*DIRECTIVE:* Below are records; count the lines in them that hold "JSON" and give only the count.

((

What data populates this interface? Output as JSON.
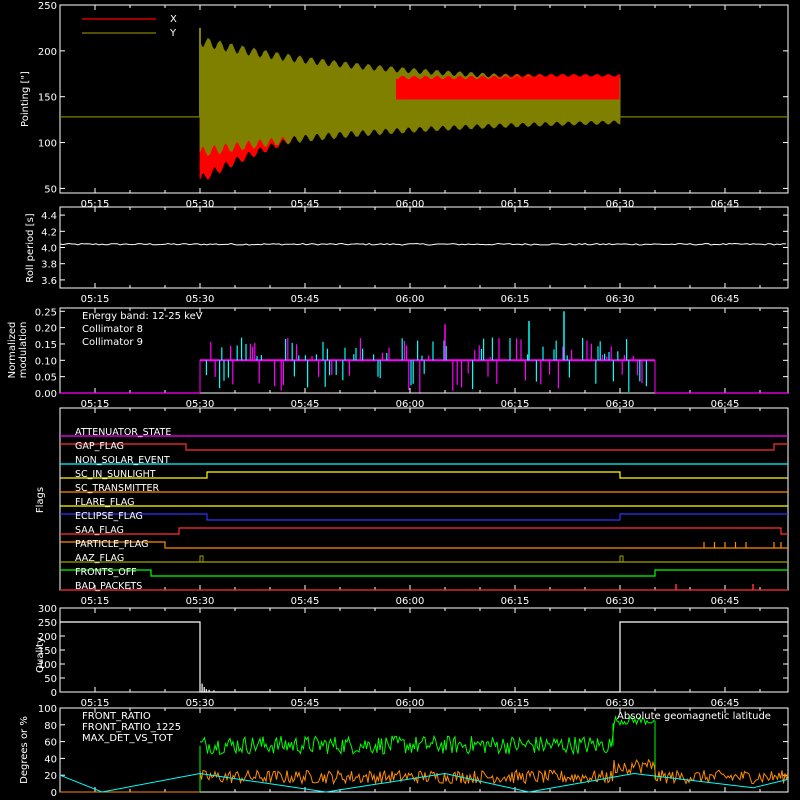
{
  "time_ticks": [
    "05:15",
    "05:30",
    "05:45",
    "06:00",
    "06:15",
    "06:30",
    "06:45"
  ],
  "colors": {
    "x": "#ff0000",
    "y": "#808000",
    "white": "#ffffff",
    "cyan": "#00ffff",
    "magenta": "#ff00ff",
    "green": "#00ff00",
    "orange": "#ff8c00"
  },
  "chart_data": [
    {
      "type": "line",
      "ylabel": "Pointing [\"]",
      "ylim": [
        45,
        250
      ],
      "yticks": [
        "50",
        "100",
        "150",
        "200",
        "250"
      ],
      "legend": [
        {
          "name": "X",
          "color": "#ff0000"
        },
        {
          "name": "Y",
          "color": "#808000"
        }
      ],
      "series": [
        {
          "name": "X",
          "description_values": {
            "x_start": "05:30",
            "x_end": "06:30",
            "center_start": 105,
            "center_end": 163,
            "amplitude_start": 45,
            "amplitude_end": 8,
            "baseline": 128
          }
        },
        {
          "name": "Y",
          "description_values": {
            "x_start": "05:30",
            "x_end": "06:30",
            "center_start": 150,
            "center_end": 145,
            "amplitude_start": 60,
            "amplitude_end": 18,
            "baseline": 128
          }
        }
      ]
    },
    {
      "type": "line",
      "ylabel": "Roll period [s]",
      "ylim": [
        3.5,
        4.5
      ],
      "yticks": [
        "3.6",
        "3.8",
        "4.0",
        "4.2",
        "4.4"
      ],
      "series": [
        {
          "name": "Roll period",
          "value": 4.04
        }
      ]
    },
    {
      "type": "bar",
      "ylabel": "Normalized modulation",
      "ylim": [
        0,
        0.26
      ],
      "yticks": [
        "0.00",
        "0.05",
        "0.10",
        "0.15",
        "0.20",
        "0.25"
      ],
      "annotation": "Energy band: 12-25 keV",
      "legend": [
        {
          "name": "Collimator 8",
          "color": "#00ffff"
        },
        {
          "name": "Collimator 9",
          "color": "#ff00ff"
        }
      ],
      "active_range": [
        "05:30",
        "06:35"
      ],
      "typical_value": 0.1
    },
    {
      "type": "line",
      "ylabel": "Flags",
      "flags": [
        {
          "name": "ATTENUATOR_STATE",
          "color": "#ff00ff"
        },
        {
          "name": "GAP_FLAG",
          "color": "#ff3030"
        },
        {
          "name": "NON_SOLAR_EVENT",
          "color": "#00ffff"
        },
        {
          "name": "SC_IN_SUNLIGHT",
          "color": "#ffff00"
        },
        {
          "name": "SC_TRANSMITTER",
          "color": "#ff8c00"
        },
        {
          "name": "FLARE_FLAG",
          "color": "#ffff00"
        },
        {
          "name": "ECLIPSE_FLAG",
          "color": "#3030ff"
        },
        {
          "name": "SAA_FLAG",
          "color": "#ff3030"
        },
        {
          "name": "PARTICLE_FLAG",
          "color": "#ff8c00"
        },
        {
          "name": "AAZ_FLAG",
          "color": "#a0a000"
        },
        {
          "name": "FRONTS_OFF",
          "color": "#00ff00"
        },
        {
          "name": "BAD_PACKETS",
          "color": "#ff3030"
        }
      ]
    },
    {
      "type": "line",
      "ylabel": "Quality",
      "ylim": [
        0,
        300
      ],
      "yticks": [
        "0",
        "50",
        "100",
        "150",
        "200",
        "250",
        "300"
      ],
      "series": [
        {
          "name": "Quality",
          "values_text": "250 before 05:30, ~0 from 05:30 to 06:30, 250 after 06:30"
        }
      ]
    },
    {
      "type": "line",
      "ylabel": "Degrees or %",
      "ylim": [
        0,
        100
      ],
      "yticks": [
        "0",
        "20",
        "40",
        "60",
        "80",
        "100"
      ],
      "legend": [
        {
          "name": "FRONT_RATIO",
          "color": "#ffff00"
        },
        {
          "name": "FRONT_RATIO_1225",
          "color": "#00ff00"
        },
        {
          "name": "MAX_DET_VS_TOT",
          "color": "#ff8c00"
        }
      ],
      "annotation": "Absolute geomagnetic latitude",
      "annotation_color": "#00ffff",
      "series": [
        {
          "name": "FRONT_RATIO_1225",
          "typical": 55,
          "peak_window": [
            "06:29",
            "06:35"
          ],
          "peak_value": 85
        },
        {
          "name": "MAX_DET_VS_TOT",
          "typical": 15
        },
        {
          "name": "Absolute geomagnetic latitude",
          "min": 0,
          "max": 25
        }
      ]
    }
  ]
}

))
((

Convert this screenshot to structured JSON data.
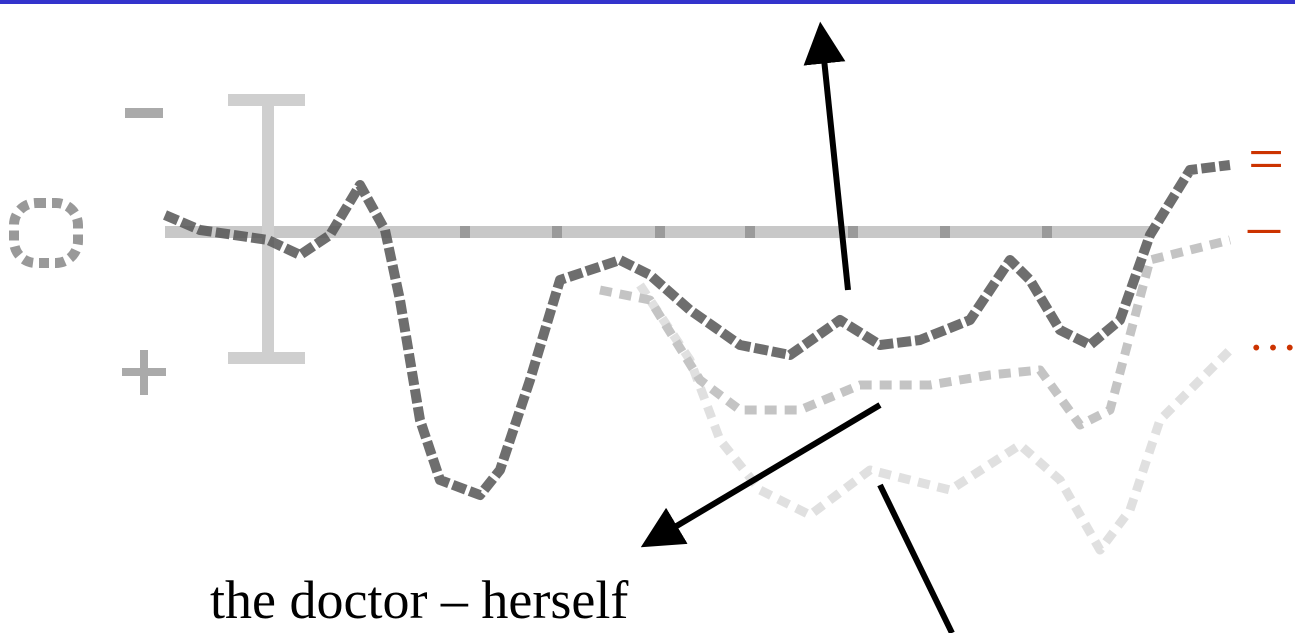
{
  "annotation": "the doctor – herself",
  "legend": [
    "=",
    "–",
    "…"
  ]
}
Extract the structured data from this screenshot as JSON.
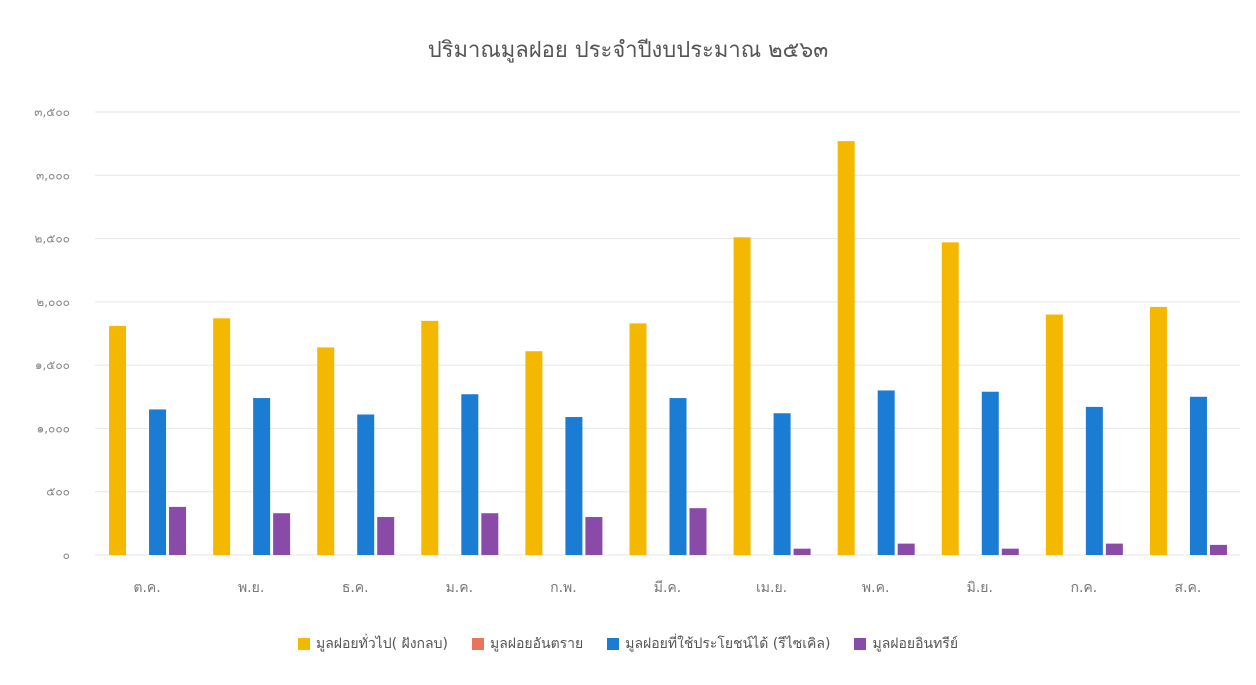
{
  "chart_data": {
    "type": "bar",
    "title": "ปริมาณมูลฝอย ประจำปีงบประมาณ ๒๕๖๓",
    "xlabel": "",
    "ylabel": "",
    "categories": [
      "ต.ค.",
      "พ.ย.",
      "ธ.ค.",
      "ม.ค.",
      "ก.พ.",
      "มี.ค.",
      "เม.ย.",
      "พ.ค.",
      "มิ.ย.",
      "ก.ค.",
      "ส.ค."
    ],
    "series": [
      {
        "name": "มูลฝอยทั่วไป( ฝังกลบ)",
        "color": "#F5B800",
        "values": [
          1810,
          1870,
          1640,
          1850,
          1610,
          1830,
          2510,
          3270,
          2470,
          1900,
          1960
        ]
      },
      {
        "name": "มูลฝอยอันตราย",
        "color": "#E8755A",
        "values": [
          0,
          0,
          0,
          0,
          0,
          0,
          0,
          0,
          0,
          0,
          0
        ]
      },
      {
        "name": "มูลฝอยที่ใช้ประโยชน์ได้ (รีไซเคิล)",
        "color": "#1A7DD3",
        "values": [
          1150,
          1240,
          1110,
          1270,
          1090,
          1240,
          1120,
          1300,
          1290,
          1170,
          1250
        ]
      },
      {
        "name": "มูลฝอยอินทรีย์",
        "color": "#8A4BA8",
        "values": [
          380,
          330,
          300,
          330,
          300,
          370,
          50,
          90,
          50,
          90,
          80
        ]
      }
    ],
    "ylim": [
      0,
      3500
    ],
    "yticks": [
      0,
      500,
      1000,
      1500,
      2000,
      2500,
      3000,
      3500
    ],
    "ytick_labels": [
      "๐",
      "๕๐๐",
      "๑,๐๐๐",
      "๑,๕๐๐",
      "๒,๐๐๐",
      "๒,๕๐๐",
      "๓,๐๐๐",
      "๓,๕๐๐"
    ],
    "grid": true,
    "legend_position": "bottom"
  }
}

))
((

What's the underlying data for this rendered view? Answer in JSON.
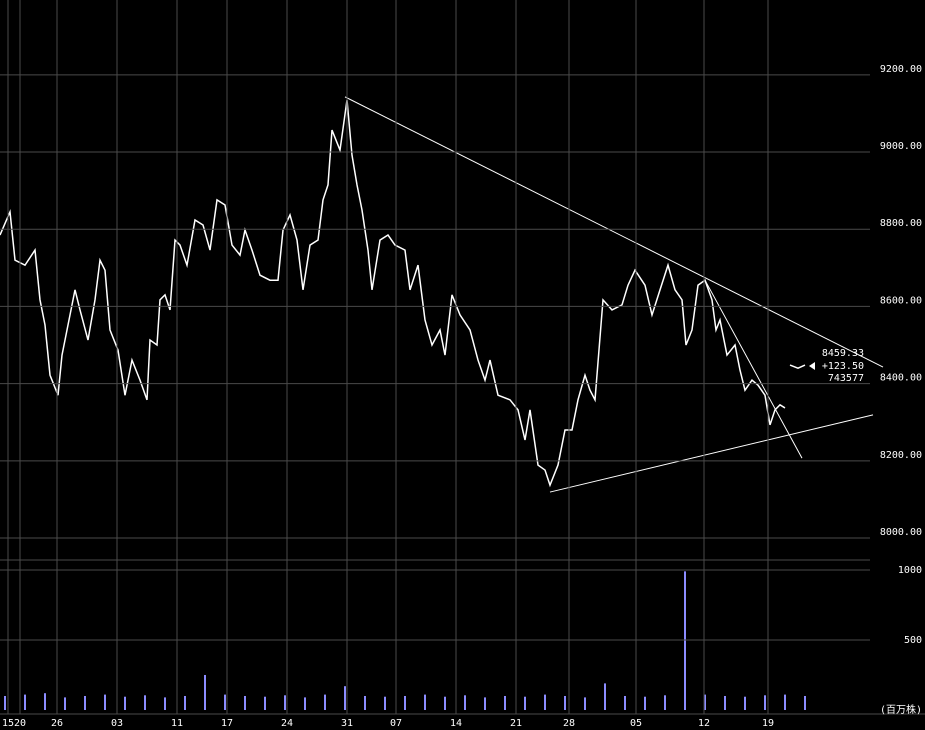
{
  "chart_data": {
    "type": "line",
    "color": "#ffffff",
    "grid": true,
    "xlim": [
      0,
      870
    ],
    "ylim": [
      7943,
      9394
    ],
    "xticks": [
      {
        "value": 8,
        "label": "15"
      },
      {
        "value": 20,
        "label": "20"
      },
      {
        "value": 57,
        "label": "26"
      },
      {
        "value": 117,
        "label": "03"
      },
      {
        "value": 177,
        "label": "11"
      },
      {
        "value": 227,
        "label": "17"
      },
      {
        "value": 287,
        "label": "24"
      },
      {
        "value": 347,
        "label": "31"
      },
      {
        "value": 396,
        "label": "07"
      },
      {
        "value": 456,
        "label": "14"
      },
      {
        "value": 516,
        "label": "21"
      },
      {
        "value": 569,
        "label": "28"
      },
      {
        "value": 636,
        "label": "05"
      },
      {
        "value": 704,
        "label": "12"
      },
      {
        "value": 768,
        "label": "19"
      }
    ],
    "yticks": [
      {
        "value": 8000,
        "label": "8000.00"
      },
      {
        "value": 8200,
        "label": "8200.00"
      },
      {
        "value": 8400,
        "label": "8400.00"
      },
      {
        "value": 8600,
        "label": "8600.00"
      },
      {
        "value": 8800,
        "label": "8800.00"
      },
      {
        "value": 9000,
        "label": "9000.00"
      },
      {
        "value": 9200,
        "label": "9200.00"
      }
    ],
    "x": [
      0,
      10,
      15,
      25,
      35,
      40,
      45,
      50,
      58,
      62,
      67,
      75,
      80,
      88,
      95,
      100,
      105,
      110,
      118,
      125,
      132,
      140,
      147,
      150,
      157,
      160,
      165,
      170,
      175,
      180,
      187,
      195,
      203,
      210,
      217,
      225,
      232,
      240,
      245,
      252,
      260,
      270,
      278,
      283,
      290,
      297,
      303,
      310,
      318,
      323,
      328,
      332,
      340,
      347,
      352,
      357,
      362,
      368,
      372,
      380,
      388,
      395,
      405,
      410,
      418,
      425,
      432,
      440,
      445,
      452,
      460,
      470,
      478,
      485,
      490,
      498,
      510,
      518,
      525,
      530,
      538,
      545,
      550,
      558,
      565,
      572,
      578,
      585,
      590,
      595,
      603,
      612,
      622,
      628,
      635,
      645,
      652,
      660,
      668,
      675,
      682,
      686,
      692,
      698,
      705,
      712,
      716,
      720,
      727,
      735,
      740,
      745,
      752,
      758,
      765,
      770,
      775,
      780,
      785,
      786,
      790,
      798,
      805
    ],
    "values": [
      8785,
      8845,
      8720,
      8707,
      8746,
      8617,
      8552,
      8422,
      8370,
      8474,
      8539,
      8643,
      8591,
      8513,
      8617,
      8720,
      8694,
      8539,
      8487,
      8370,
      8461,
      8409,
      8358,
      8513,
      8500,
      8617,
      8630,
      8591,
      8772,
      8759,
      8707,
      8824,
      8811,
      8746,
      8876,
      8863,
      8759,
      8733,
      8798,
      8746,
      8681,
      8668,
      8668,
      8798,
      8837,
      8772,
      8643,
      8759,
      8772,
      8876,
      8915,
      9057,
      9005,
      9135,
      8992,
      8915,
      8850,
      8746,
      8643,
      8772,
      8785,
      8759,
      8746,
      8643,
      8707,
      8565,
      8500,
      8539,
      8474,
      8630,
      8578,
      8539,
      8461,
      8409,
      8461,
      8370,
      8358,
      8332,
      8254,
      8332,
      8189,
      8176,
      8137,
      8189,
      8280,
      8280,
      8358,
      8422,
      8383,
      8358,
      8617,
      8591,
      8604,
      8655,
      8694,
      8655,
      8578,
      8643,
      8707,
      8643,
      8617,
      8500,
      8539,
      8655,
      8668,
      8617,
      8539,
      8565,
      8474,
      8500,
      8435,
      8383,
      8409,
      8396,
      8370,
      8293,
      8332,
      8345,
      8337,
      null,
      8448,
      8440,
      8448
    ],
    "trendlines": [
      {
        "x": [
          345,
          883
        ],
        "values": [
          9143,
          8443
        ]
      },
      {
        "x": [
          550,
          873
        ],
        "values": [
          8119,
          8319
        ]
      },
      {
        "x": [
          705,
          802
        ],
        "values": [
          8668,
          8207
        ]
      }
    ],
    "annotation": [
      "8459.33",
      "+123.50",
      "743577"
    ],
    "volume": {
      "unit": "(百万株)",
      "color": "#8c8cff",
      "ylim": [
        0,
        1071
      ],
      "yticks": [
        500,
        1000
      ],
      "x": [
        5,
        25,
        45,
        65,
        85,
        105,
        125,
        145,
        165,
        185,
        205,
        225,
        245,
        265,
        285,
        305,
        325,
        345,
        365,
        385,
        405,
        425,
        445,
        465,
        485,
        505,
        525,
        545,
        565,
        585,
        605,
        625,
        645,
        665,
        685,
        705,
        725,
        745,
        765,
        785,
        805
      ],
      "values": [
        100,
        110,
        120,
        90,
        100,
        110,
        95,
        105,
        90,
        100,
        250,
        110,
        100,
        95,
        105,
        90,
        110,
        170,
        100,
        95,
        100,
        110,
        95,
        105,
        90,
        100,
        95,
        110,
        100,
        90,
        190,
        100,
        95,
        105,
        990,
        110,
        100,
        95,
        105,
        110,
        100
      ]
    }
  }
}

))

*RESPONSE TO THIS EXERCISE:* 4